» REQUIREMENTS: Would you retype all of these records exactly?

» PROVIDED ENTRIES:
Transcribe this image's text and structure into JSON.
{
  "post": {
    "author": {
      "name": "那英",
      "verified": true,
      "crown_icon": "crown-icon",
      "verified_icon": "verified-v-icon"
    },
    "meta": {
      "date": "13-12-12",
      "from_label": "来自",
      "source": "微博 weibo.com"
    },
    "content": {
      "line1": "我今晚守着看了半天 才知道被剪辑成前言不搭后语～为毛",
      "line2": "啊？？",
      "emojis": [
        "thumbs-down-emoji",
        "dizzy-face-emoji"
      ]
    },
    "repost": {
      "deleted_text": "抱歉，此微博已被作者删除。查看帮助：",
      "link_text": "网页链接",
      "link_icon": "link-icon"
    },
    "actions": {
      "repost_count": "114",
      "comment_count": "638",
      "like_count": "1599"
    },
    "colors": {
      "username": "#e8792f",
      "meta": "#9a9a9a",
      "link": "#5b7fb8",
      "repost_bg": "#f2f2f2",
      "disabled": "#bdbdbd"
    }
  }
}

» THE RESULT:
Transcribe this image's text and structure into JSON.
{
  "post": {
    "author": {
      "name": "那英",
      "verified": true,
      "crown_icon": "crown-icon",
      "verified_icon": "verified-v-icon"
    },
    "meta": {
      "date": "13-12-12",
      "from_label": "来自",
      "source": "微博 weibo.com"
    },
    "content": {
      "line1": "我今晚守着看了半天 才知道被剪辑成前言不搭后语～为毛",
      "line2": "啊？？",
      "emojis": [
        "thumbs-down-emoji",
        "dizzy-face-emoji"
      ]
    },
    "repost": {
      "deleted_text": "抱歉，此微博已被作者删除。查看帮助：",
      "link_text": "网页链接",
      "link_icon": "link-icon"
    },
    "actions": {
      "repost_count": "114",
      "comment_count": "638",
      "like_count": "1599"
    },
    "colors": {
      "username": "#e8792f",
      "meta": "#9a9a9a",
      "link": "#5b7fb8",
      "repost_bg": "#f2f2f2",
      "disabled": "#bdbdbd"
    }
  }
}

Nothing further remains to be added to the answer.